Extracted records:
* * * * *

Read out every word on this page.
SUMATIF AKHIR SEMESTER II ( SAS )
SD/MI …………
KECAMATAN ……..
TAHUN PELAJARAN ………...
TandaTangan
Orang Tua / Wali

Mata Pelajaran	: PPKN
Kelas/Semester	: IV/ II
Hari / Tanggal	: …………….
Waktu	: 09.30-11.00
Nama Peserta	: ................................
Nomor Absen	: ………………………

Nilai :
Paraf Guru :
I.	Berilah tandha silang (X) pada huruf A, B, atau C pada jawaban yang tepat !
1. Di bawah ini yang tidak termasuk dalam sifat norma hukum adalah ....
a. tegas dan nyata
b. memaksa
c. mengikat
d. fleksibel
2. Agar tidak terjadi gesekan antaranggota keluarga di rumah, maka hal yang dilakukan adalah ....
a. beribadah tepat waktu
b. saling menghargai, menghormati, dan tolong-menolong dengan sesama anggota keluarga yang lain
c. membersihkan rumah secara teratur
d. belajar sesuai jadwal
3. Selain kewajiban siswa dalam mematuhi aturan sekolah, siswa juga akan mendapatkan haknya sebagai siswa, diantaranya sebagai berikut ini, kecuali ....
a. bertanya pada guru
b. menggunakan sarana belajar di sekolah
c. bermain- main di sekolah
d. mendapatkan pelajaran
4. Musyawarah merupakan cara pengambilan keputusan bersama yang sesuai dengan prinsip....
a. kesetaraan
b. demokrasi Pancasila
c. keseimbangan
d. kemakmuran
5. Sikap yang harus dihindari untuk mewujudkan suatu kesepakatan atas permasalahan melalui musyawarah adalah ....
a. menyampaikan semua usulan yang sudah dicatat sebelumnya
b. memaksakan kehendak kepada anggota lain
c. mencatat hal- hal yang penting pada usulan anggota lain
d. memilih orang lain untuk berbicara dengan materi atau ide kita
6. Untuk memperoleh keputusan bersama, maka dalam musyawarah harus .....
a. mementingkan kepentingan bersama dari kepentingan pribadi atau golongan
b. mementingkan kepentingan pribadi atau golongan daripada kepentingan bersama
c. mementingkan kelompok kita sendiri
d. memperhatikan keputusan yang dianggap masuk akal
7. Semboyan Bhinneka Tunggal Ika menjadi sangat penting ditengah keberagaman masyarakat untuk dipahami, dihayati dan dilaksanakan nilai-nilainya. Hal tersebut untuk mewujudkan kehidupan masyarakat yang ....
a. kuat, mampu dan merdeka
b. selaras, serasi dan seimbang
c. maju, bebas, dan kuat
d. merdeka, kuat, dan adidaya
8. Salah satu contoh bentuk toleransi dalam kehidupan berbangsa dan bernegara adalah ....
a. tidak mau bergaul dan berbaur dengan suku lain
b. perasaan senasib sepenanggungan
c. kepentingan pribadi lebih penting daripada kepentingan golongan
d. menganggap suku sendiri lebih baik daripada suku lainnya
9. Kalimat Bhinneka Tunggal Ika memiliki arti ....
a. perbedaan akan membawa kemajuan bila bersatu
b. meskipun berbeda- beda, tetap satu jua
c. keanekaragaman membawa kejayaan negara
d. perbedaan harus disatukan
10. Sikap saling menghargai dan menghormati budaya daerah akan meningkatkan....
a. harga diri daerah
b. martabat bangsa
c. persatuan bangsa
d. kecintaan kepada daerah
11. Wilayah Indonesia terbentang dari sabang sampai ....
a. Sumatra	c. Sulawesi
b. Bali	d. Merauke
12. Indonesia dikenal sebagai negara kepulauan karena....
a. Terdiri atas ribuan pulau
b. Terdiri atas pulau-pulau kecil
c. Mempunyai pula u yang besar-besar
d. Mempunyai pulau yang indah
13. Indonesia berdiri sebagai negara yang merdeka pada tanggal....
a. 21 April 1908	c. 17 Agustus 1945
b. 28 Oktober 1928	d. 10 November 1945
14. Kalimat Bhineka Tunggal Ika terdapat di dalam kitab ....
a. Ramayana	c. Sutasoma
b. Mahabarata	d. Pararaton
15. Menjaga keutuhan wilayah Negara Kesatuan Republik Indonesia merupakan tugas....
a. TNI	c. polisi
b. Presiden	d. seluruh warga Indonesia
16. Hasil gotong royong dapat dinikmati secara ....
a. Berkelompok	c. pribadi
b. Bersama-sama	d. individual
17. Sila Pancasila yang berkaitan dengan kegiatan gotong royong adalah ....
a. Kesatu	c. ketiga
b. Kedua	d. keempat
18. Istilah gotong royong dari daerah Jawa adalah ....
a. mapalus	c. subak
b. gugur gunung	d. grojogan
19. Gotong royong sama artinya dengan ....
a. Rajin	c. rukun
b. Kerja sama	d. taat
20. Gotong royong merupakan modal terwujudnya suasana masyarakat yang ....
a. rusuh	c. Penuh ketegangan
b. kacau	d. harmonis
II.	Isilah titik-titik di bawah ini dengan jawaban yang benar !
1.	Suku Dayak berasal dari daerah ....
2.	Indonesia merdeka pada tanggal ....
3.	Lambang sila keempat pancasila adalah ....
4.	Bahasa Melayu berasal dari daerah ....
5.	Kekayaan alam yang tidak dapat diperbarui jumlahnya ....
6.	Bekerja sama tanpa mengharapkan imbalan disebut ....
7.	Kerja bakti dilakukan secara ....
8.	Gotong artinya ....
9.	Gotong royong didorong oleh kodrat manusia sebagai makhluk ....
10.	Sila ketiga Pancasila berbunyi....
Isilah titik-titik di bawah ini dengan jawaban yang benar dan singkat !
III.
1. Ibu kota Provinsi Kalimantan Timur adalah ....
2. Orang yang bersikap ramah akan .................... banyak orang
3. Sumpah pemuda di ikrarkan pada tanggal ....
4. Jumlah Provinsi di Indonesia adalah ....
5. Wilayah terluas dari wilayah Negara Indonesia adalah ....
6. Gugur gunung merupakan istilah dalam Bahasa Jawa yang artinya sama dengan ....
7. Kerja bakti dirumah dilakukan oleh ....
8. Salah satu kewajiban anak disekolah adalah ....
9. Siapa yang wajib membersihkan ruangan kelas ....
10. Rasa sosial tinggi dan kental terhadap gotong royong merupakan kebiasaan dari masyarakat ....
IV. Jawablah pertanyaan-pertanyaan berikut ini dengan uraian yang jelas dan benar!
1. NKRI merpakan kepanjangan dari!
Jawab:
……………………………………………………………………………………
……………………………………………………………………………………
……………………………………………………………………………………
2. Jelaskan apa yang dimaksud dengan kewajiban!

* * * * *

- _The exercise_
Reproduce all the records precisely.

- _Result of this exercise_
Read out every word on this page.
SUMATIF AKHIR SEMESTER II ( SAS )
SD/MI …………
KECAMATAN ……..
TAHUN PELAJARAN ………...
TandaTangan
Orang Tua / Wali

Mata Pelajaran	: PPKN
Kelas/Semester	: IV/ II
Hari / Tanggal	: …………….
Waktu	: 09.30-11.00
Nama Peserta	: ................................
Nomor Absen	: ………………………

Nilai :
Paraf Guru :
I.	Berilah tandha silang (X) pada huruf A, B, atau C pada jawaban yang tepat !
1. Di bawah ini yang tidak termasuk dalam sifat norma hukum adalah ....
a. tegas dan nyata
b. memaksa
c. mengikat
d. fleksibel
2. Agar tidak terjadi gesekan antaranggota keluarga di rumah, maka hal yang dilakukan adalah ....
a. beribadah tepat waktu
b. saling menghargai, menghormati, dan tolong-menolong dengan sesama anggota keluarga yang lain
c. membersihkan rumah secara teratur
d. belajar sesuai jadwal
3. Selain kewajiban siswa dalam mematuhi aturan sekolah, siswa juga akan mendapatkan haknya sebagai siswa, diantaranya sebagai berikut ini, kecuali ....
a. bertanya pada guru
b. menggunakan sarana belajar di sekolah
c. bermain- main di sekolah
d. mendapatkan pelajaran
4. Musyawarah merupakan cara pengambilan keputusan bersama yang sesuai dengan prinsip....
a. kesetaraan
b. demokrasi Pancasila
c. keseimbangan
d. kemakmuran
5. Sikap yang harus dihindari untuk mewujudkan suatu kesepakatan atas permasalahan melalui musyawarah adalah ....
a. menyampaikan semua usulan yang sudah dicatat sebelumnya
b. memaksakan kehendak kepada anggota lain
c. mencatat hal- hal yang penting pada usulan anggota lain
d. memilih orang lain untuk berbicara dengan materi atau ide kita
6. Untuk memperoleh keputusan bersama, maka dalam musyawarah harus .....
a. mementingkan kepentingan bersama dari kepentingan pribadi atau golongan
b. mementingkan kepentingan pribadi atau golongan daripada kepentingan bersama
c. mementingkan kelompok kita sendiri
d. memperhatikan keputusan yang dianggap masuk akal
7. Semboyan Bhinneka Tunggal Ika menjadi sangat penting ditengah keberagaman masyarakat untuk dipahami, dihayati dan dilaksanakan nilai-nilainya. Hal tersebut untuk mewujudkan kehidupan masyarakat yang ....
a. kuat, mampu dan merdeka
b. selaras, serasi dan seimbang
c. maju, bebas, dan kuat
d. merdeka, kuat, dan adidaya
8. Salah satu contoh bentuk toleransi dalam kehidupan berbangsa dan bernegara adalah ....
a. tidak mau bergaul dan berbaur dengan suku lain
b. perasaan senasib sepenanggungan
c. kepentingan pribadi lebih penting daripada kepentingan golongan
d. menganggap suku sendiri lebih baik daripada suku lainnya
9. Kalimat Bhinneka Tunggal Ika memiliki arti ....
a. perbedaan akan membawa kemajuan bila bersatu
b. meskipun berbeda- beda, tetap satu jua
c. keanekaragaman membawa kejayaan negara
d. perbedaan harus disatukan
10. Sikap saling menghargai dan menghormati budaya daerah akan meningkatkan....
a. harga diri daerah
b. martabat bangsa
c. persatuan bangsa
d. kecintaan kepada daerah
11. Wilayah Indonesia terbentang dari sabang sampai ....
a. Sumatra	c. Sulawesi
b. Bali	d. Merauke
12. Indonesia dikenal sebagai negara kepulauan karena....
a. Terdiri atas ribuan pulau
b. Terdiri atas pulau-pulau kecil
c. Mempunyai pula u yang besar-besar
d. Mempunyai pulau yang indah
13. Indonesia berdiri sebagai negara yang merdeka pada tanggal....
a. 21 April 1908	c. 17 Agustus 1945
b. 28 Oktober 1928	d. 10 November 1945
14. Kalimat Bhineka Tunggal Ika terdapat di dalam kitab ....
a. Ramayana	c. Sutasoma
b. Mahabarata	d. Pararaton
15. Menjaga keutuhan wilayah Negara Kesatuan Republik Indonesia merupakan tugas....
a. TNI	c. polisi
b. Presiden	d. seluruh warga Indonesia
16. Hasil gotong royong dapat dinikmati secara ....
a. Berkelompok	c. pribadi
b. Bersama-sama	d. individual
17. Sila Pancasila yang berkaitan dengan kegiatan gotong royong adalah ....
a. Kesatu	c. ketiga
b. Kedua	d. keempat
18. Istilah gotong royong dari daerah Jawa adalah ....
a. mapalus	c. subak
b. gugur gunung	d. grojogan
19. Gotong royong sama artinya dengan ....
a. Rajin	c. rukun
b. Kerja sama	d. taat
20. Gotong royong merupakan modal terwujudnya suasana masyarakat yang ....
a. rusuh	c. Penuh ketegangan
b. kacau	d. harmonis
II.	Isilah titik-titik di bawah ini dengan jawaban yang benar !
1.	Suku Dayak berasal dari daerah ....
2.	Indonesia merdeka pada tanggal ....
3.	Lambang sila keempat pancasila adalah ....
4.	Bahasa Melayu berasal dari daerah ....
5.	Kekayaan alam yang tidak dapat diperbarui jumlahnya ....
6.	Bekerja sama tanpa mengharapkan imbalan disebut ....
7.	Kerja bakti dilakukan secara ....
8.	Gotong artinya ....
9.	Gotong royong didorong oleh kodrat manusia sebagai makhluk ....
10.	Sila ketiga Pancasila berbunyi....
Isilah titik-titik di bawah ini dengan jawaban yang benar dan singkat !
III.
1. Ibu kota Provinsi Kalimantan Timur adalah ....
2. Orang yang bersikap ramah akan .................... banyak orang
3. Sumpah pemuda di ikrarkan pada tanggal ....
4. Jumlah Provinsi di Indonesia adalah ....
5. Wilayah terluas dari wilayah Negara Indonesia adalah ....
6. Gugur gunung merupakan istilah dalam Bahasa Jawa yang artinya sama dengan ....
7. Kerja bakti dirumah dilakukan oleh ....
8. Salah satu kewajiban anak disekolah adalah ....
9. Siapa yang wajib membersihkan ruangan kelas ....
10. Rasa sosial tinggi dan kental terhadap gotong royong merupakan kebiasaan dari masyarakat ....
IV. Jawablah pertanyaan-pertanyaan berikut ini dengan uraian yang jelas dan benar!
1. NKRI merpakan kepanjangan dari!
Jawab:
……………………………………………………………………………………
……………………………………………………………………………………
……………………………………………………………………………………
2. Jelaskan apa yang dimaksud dengan kewajiban!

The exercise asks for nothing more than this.